Task material -
···
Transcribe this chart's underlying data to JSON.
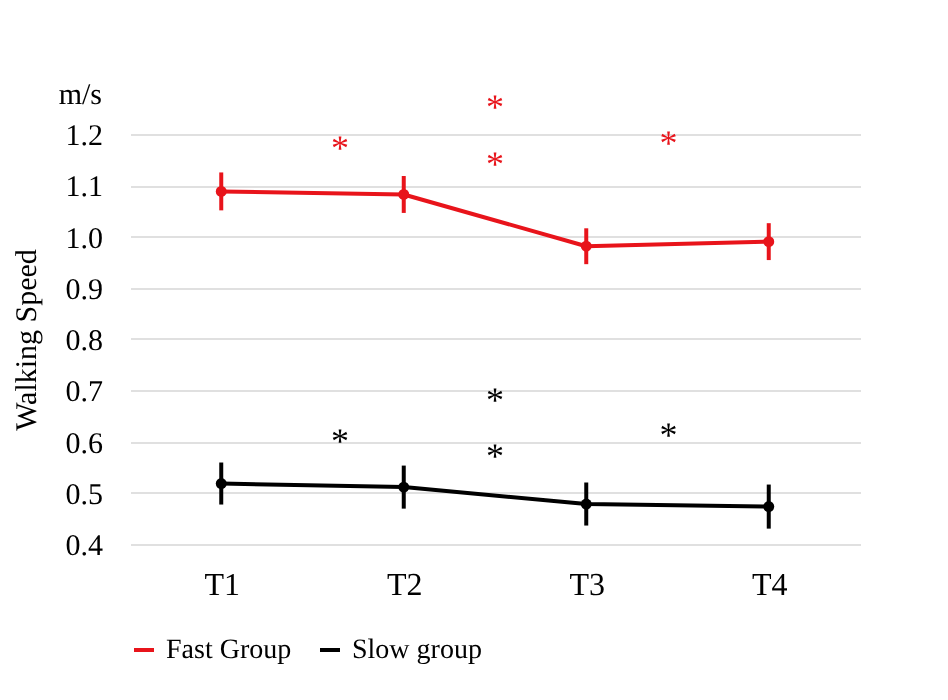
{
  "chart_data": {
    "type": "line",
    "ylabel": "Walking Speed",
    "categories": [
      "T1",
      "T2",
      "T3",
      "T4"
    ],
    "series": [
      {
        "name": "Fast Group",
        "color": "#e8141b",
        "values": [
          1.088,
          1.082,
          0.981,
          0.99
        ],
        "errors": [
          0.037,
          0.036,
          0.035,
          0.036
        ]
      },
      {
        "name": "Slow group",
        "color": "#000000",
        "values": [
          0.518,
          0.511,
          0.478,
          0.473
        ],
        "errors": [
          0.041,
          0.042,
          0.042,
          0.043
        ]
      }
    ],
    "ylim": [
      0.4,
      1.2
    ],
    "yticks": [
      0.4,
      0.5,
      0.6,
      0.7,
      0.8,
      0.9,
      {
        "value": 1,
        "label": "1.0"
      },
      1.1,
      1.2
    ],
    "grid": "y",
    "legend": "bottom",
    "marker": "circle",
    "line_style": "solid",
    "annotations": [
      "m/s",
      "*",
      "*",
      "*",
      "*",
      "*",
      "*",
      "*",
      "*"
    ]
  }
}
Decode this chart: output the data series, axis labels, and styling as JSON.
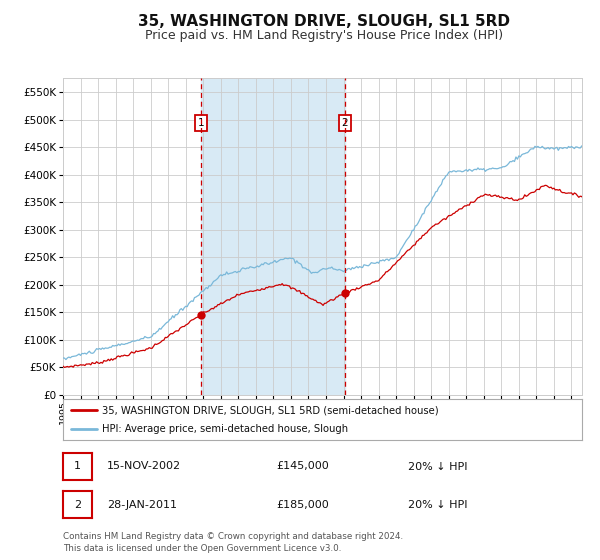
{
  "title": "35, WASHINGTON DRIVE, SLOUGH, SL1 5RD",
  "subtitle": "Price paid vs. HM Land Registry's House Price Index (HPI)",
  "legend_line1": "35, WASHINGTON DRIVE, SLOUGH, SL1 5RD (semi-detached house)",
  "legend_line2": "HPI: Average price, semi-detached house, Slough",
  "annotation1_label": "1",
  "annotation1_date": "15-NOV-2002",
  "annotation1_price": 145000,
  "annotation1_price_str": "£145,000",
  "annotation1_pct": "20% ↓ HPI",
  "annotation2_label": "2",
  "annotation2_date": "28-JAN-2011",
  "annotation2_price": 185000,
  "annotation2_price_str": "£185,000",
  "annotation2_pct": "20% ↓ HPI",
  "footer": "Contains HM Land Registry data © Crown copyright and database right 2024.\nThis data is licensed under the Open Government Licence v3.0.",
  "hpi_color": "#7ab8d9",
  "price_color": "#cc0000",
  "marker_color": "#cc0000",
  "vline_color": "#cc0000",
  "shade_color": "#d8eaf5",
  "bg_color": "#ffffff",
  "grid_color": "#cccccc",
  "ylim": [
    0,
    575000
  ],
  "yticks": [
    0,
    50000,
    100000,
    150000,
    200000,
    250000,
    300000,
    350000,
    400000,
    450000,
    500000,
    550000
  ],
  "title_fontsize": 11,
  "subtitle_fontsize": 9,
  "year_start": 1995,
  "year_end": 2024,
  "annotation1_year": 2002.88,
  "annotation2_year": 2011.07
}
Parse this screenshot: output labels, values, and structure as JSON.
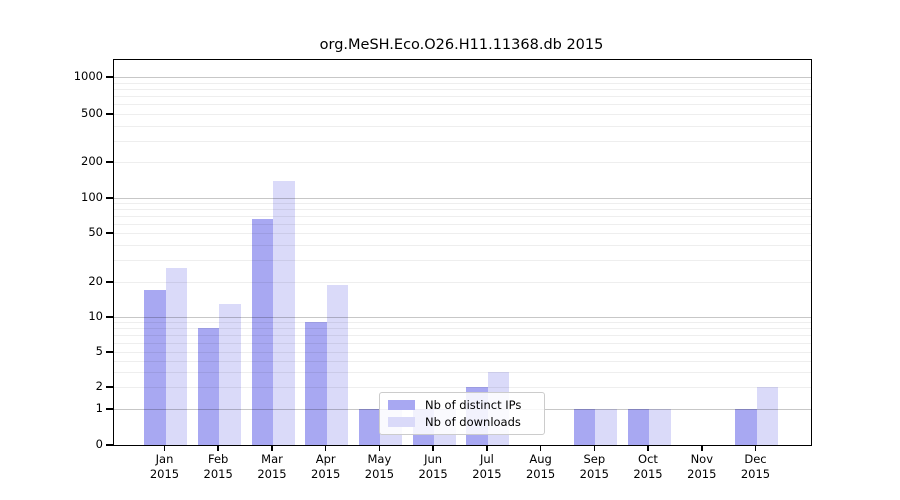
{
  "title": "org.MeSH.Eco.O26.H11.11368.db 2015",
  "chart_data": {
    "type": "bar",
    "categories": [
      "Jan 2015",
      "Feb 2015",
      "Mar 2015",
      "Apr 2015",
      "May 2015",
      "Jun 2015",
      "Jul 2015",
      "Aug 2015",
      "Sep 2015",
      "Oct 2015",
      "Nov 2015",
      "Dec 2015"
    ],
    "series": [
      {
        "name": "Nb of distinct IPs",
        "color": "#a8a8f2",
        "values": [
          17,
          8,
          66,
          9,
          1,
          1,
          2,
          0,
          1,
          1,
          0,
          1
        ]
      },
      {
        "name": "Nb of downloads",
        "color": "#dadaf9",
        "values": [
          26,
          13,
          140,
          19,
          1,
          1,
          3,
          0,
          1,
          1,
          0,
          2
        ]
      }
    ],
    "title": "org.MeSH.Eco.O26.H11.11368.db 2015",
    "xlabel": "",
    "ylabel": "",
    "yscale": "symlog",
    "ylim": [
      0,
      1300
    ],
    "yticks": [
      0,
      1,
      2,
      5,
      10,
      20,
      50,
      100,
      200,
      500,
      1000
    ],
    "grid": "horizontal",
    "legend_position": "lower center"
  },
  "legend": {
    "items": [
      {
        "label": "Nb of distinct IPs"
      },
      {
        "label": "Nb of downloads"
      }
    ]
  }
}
···
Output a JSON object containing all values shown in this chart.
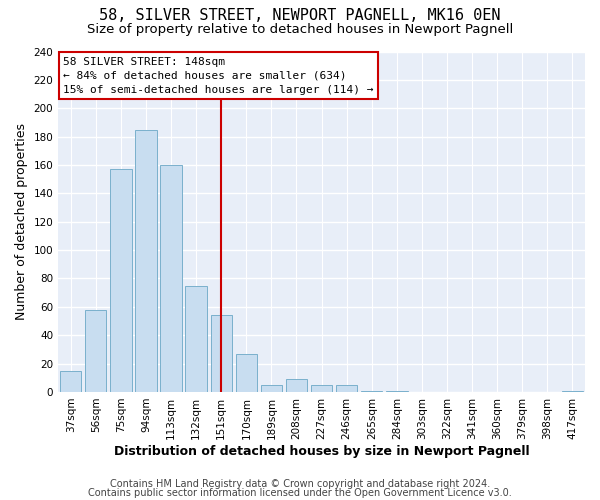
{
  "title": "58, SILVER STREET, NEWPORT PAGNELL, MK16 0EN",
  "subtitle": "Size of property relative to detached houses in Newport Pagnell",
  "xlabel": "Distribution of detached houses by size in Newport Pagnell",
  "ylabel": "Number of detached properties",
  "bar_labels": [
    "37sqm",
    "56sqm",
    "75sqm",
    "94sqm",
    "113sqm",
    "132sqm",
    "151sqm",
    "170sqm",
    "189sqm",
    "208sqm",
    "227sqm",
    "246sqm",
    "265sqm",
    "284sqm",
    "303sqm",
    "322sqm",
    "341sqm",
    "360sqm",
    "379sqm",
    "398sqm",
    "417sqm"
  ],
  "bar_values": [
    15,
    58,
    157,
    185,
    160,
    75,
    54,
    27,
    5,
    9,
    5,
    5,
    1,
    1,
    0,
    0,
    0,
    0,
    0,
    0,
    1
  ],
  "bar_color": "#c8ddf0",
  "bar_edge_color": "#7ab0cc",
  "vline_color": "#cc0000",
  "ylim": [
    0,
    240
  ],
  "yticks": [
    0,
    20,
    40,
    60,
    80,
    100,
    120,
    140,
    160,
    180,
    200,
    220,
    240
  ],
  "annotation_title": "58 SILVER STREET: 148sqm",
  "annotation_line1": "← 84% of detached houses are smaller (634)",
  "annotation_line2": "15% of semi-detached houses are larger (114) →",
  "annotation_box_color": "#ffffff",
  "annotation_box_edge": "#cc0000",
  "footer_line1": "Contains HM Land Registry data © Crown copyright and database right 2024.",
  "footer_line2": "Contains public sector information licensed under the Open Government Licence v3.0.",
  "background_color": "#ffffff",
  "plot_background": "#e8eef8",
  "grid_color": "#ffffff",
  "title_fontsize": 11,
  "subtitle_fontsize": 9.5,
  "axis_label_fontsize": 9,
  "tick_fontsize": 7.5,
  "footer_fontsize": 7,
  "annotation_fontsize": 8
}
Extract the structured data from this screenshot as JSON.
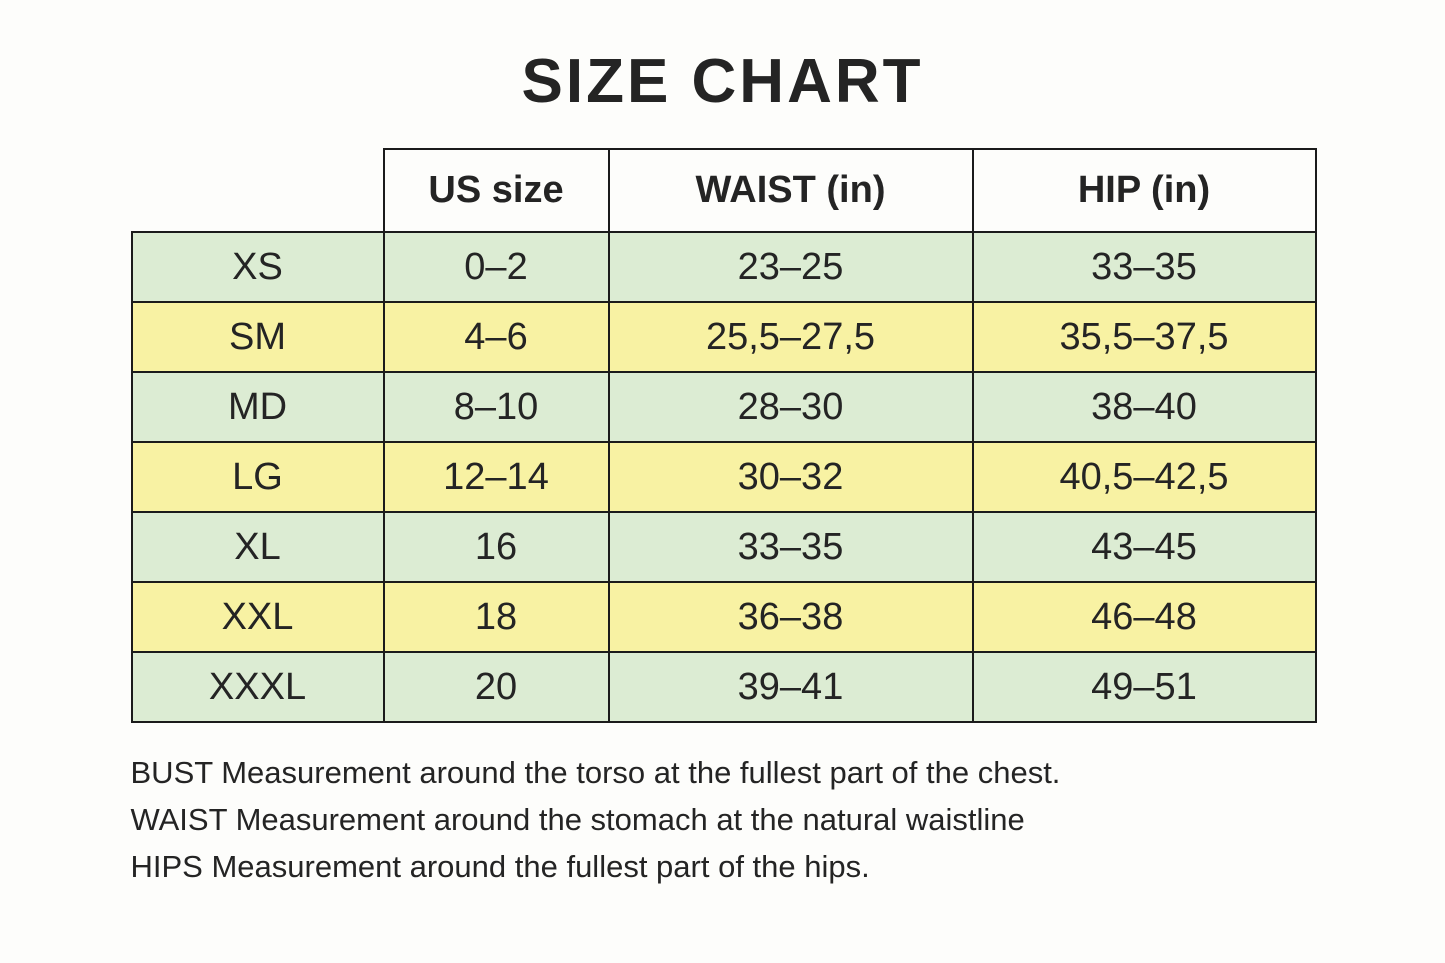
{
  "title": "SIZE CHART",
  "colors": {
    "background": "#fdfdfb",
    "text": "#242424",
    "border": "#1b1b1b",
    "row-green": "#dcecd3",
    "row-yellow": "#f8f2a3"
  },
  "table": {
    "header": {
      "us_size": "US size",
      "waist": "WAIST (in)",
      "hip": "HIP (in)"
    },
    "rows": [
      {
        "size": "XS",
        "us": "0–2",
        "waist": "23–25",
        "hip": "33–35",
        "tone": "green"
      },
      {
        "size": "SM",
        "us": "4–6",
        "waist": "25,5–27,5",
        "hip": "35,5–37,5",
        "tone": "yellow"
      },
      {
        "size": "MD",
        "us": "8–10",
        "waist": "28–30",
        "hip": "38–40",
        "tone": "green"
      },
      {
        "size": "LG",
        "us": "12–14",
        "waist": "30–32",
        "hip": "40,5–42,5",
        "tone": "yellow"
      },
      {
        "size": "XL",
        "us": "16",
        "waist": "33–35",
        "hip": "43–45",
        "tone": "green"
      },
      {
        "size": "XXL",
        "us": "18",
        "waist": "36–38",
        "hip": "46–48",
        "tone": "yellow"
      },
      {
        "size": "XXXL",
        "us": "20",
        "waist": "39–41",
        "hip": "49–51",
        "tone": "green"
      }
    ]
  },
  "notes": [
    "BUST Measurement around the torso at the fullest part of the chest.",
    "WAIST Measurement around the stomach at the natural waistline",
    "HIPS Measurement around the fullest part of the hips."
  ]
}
···
Task directions -
Your answer should be a single number: the count of lines in the entries that contain the word "screenshot".

Output for this exercise -
2